#### What the task requires
Collect every line below that contains the word "well".

— BEGIN Data supplied —

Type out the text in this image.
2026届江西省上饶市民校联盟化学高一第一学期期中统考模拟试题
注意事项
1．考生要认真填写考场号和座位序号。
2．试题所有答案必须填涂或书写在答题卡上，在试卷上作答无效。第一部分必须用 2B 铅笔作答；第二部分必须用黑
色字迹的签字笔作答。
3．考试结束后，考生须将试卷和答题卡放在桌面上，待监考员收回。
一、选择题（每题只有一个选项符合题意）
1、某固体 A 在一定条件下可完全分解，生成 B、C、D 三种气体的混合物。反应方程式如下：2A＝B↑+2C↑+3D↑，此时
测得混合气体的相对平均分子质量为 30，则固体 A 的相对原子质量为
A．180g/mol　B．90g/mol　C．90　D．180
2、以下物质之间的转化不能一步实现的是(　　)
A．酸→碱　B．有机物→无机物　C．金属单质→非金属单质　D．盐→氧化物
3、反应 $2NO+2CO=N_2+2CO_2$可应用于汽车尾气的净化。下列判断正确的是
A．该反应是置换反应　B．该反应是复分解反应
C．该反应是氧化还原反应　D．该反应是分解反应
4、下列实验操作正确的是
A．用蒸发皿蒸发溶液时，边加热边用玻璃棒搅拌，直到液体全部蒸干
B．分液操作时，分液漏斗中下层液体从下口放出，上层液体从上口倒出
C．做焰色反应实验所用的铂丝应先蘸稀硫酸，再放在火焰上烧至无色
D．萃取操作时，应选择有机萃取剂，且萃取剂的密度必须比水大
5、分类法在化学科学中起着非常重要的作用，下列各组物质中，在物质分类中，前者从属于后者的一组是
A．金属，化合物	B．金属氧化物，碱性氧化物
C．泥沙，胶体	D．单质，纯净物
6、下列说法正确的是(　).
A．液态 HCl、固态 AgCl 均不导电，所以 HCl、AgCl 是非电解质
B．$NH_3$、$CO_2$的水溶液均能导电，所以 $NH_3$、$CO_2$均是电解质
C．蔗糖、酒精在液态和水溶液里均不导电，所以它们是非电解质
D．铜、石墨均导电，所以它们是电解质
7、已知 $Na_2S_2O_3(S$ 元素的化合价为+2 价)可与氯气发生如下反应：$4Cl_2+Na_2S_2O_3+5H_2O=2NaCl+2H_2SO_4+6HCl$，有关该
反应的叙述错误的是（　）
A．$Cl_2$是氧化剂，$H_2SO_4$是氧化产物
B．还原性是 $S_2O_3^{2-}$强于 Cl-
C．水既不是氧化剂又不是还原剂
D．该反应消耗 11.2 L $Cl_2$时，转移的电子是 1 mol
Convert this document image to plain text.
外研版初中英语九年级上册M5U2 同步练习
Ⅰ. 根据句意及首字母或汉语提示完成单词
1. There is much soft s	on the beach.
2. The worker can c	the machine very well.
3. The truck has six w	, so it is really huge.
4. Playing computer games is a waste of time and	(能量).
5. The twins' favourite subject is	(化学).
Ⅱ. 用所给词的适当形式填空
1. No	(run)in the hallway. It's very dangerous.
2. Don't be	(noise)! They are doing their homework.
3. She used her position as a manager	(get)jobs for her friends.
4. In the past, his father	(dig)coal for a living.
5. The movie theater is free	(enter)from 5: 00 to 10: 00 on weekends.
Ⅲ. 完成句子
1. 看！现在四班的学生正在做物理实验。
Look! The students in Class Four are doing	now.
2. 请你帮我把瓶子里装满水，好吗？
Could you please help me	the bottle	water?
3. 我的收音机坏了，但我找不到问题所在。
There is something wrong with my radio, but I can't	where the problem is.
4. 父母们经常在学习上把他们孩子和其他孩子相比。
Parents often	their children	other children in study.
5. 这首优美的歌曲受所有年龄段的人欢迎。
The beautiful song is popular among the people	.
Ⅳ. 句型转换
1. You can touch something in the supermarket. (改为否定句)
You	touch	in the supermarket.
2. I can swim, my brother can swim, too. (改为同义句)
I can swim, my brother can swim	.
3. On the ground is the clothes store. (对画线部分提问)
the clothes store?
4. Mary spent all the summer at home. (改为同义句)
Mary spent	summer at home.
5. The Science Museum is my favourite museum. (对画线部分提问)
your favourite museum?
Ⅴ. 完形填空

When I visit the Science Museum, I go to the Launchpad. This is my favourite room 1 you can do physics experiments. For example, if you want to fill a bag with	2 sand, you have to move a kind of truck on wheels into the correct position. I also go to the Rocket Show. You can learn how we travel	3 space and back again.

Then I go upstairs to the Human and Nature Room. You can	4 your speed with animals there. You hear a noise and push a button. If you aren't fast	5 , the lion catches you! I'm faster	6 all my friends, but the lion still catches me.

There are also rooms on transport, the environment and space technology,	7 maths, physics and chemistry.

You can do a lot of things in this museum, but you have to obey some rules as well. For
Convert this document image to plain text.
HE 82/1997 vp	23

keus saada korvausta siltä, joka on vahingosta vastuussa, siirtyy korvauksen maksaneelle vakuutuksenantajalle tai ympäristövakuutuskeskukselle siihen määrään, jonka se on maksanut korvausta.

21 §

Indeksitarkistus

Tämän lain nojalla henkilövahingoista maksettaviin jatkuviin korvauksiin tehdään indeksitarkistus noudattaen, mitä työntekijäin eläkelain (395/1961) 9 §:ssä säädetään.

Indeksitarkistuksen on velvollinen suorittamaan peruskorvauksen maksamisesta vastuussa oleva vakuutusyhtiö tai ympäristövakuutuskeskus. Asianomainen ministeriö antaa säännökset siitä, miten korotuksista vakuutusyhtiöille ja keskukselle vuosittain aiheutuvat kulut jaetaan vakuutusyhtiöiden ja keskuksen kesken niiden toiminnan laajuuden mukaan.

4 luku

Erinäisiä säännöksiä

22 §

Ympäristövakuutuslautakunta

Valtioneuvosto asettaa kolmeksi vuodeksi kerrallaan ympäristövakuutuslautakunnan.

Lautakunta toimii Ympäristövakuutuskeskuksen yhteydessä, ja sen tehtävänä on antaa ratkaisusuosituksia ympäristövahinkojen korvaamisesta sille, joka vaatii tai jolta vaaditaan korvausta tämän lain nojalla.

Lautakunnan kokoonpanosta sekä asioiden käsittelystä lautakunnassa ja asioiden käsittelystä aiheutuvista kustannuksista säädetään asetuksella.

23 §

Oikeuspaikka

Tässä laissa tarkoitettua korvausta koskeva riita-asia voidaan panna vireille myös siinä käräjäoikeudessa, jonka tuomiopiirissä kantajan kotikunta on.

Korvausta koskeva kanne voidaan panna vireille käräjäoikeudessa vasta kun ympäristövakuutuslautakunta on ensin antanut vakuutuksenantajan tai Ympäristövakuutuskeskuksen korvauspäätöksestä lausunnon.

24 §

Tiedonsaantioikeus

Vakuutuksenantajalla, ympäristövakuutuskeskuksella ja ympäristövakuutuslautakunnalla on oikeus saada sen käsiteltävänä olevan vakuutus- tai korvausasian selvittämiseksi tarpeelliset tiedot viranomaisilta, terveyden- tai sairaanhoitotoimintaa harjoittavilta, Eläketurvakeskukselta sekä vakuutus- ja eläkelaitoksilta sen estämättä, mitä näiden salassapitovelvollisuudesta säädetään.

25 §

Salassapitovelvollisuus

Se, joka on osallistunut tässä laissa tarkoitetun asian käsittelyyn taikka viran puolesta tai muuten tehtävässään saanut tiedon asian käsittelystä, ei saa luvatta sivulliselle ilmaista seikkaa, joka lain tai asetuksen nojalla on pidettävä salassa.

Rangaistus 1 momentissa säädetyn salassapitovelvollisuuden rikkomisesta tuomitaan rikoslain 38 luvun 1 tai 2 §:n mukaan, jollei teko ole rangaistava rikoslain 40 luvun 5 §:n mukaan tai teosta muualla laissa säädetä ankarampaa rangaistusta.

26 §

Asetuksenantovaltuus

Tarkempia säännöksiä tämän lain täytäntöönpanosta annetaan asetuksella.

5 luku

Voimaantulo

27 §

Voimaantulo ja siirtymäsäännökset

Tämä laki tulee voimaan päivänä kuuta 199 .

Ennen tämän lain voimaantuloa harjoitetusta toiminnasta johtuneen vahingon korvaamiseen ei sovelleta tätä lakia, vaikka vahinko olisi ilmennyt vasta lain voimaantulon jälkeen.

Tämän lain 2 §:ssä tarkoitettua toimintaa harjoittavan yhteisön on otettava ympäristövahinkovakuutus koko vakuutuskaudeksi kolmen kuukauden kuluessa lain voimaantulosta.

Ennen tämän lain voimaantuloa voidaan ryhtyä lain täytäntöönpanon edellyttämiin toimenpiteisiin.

— END Data supplied —

#### Expected output
2. The worker can c	the machine very well.
You can do a lot of things in this museum, but you have to obey some rules as well. For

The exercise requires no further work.